[START OF Records supplied]

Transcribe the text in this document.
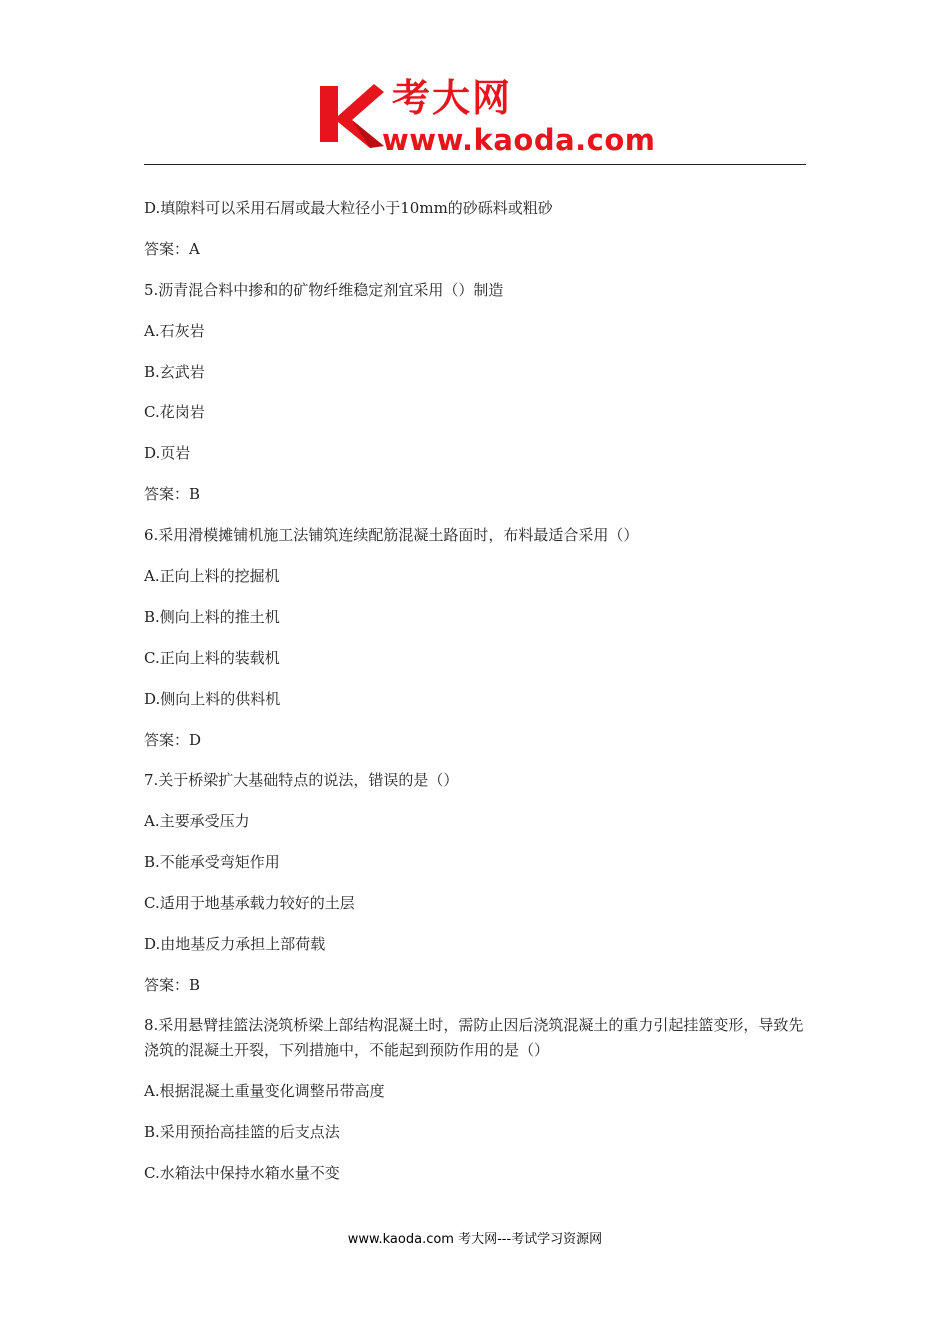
考大网
www.kaoda.com
D.填隙料可以采用石屑或最大粒径小于10mm的砂砾料或粗砂
答案：A
5.沥青混合料中掺和的矿物纤维稳定剂宜采用（）制造
A.石灰岩
B.玄武岩
C.花岗岩
D.页岩
答案：B
6.采用滑模摊铺机施工法铺筑连续配筋混凝土路面时，布料最适合采用（）
A.正向上料的挖掘机
B.侧向上料的推土机
C.正向上料的装载机
D.侧向上料的供料机
答案：D
7.关于桥梁扩大基础特点的说法，错误的是（）
A.主要承受压力
B.不能承受弯矩作用
C.适用于地基承载力较好的土层
D.由地基反力承担上部荷载
答案：B
8.采用悬臂挂篮法浇筑桥梁上部结构混凝土时，需防止因后浇筑混凝土的重力引起挂篮变形，导致先浇筑的混凝土开裂，下列措施中，不能起到预防作用的是（）
A.根据混凝土重量变化调整吊带高度
B.采用预抬高挂篮的后支点法
C.水箱法中保持水箱水量不变
www.kaoda.com 考大网---考试学习资源网
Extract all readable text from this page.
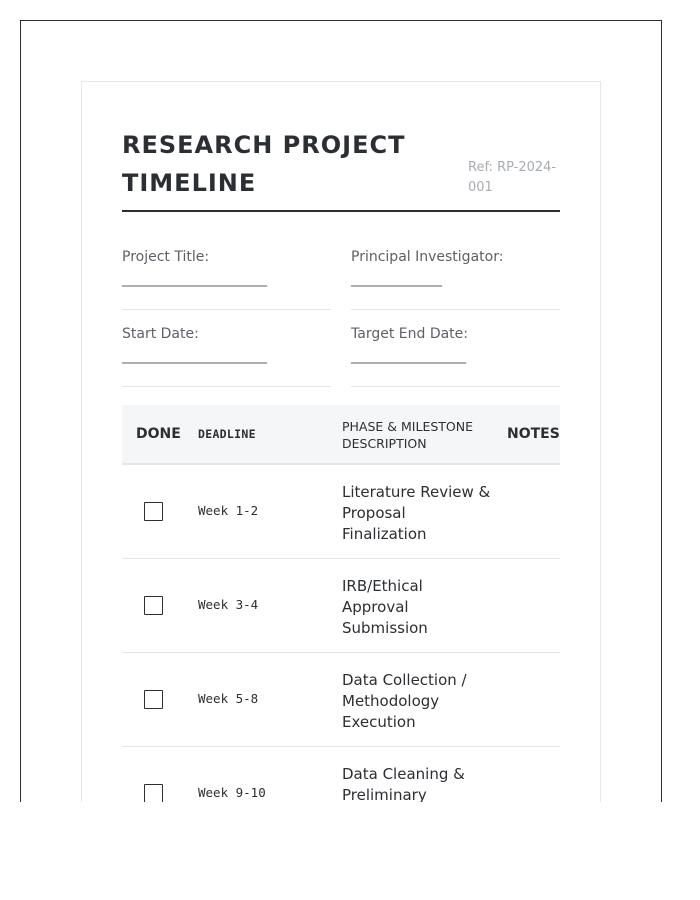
RESEARCH PROJECT TIMELINE
Ref: RP-2024-001
Project Title:
________________________
Principal Investigator:
_______________
Start Date:
________________________
Target End Date:
___________________
DONE DEADLINE	PHASE & MILESTONE DESCRIPTION
NOTES
Week 1-2
Literature Review & Proposal Finalization
Week 3-4
IRB/Ethical Approval Submission
Week 5-8
Data Collection / Methodology Execution
Week 9-10
Data Cleaning & Preliminary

[END OF Records supplied]

Quote the entries above word for word. Leave the images out.

[Finished task]:
Transcribe the text in this document.
考大网
www.kaoda.com
D.填隙料可以采用石屑或最大粒径小于10mm的砂砾料或粗砂
答案：A
5.沥青混合料中掺和的矿物纤维稳定剂宜采用（）制造
A.石灰岩
B.玄武岩
C.花岗岩
D.页岩
答案：B
6.采用滑模摊铺机施工法铺筑连续配筋混凝土路面时，布料最适合采用（）
A.正向上料的挖掘机
B.侧向上料的推土机
C.正向上料的装载机
D.侧向上料的供料机
答案：D
7.关于桥梁扩大基础特点的说法，错误的是（）
A.主要承受压力
B.不能承受弯矩作用
C.适用于地基承载力较好的土层
D.由地基反力承担上部荷载
答案：B
8.采用悬臂挂篮法浇筑桥梁上部结构混凝土时，需防止因后浇筑混凝土的重力引起挂篮变形，导致先浇筑的混凝土开裂，下列措施中，不能起到预防作用的是（）
A.根据混凝土重量变化调整吊带高度
B.采用预抬高挂篮的后支点法
C.水箱法中保持水箱水量不变
www.kaoda.com 考大网---考试学习资源网
Extract all readable text from this page.
RESEARCH PROJECT TIMELINE
Ref: RP-2024-001
Project Title:
________________________
Principal Investigator:
_______________
Start Date:
________________________
Target End Date:
___________________
DONE DEADLINE	PHASE & MILESTONE DESCRIPTION
NOTES
Week 1-2
Literature Review & Proposal Finalization
Week 3-4
IRB/Ethical Approval Submission
Week 5-8
Data Collection / Methodology Execution
Week 9-10
Data Cleaning & Preliminary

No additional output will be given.